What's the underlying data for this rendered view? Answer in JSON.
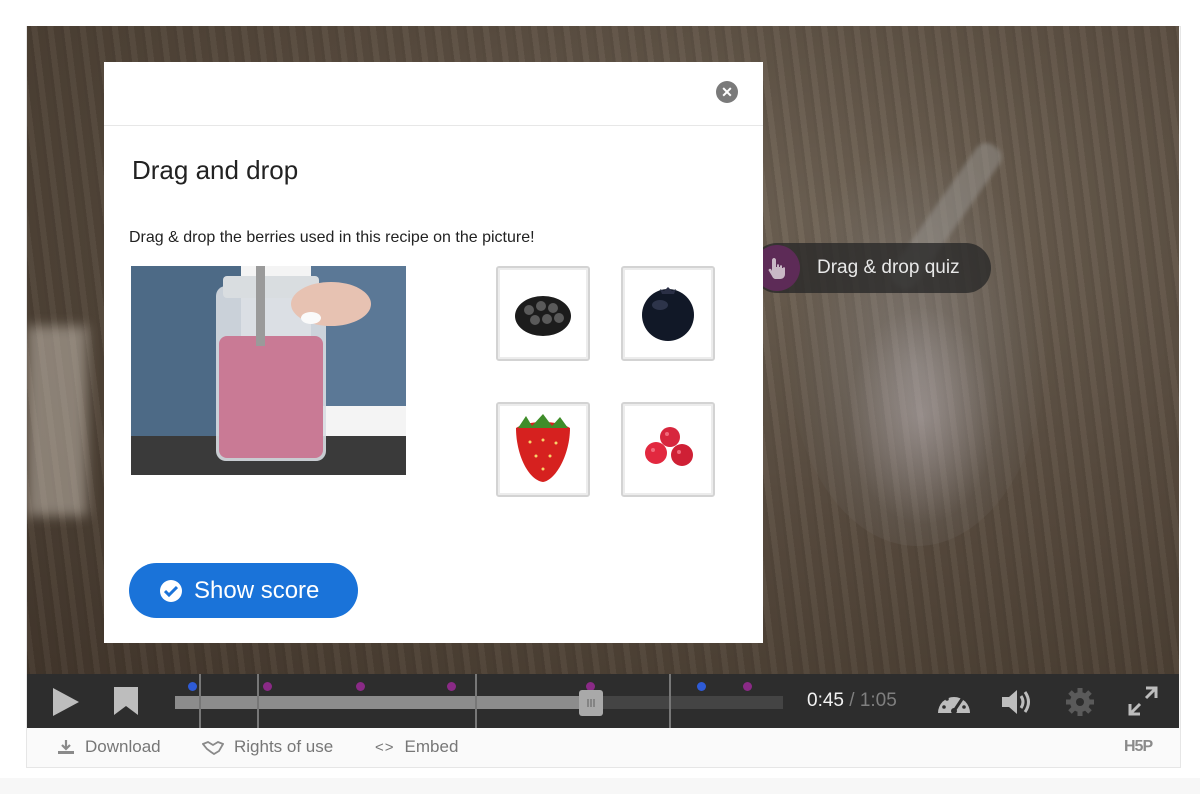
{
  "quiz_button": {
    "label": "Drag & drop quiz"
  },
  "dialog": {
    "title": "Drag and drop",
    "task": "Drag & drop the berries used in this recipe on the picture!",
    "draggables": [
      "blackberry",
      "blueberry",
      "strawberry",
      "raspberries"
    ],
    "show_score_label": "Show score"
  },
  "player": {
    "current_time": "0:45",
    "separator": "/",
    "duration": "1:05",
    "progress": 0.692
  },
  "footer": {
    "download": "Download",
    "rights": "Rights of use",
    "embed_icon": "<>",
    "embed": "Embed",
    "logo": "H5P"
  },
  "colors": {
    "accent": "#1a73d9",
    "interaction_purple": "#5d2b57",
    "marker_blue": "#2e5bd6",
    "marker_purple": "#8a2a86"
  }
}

--

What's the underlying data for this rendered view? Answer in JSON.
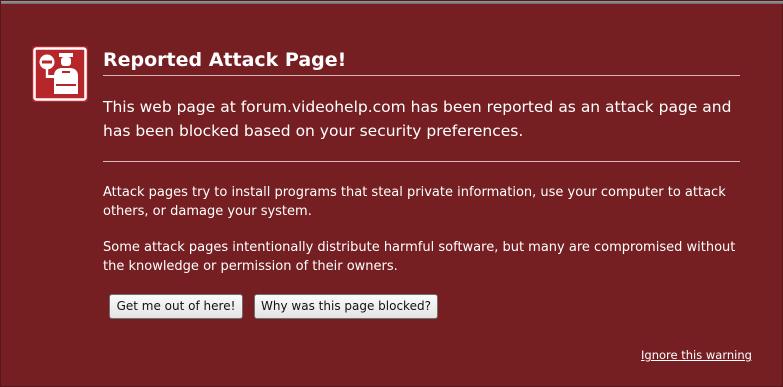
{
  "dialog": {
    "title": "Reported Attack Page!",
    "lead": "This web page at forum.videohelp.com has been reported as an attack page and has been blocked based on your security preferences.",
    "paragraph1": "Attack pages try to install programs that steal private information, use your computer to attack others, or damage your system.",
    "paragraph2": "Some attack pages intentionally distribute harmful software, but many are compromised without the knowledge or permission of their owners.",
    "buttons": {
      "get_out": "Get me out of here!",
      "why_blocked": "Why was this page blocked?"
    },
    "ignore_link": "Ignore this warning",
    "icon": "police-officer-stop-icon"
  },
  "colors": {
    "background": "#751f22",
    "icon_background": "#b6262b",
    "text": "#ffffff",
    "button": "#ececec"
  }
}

==

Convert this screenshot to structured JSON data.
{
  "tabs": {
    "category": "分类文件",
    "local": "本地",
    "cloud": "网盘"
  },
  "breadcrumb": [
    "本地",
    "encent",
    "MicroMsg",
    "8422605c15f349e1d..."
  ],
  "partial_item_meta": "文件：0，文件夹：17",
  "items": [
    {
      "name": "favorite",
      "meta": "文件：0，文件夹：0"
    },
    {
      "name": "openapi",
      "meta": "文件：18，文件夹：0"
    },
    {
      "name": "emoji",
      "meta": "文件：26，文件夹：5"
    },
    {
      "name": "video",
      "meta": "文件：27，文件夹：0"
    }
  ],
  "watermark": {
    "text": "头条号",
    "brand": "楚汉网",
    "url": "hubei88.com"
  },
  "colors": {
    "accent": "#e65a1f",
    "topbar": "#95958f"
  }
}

> [Written exercise]
Pull out all lines containing "pages".

> [Exercise response]
    "paragraph1": "Attack pages try to install programs that steal private information, use your computer to attack others, or damage your system.",
    "paragraph2": "Some attack pages intentionally distribute harmful software, but many are compromised without the knowledge or permission of their owners.",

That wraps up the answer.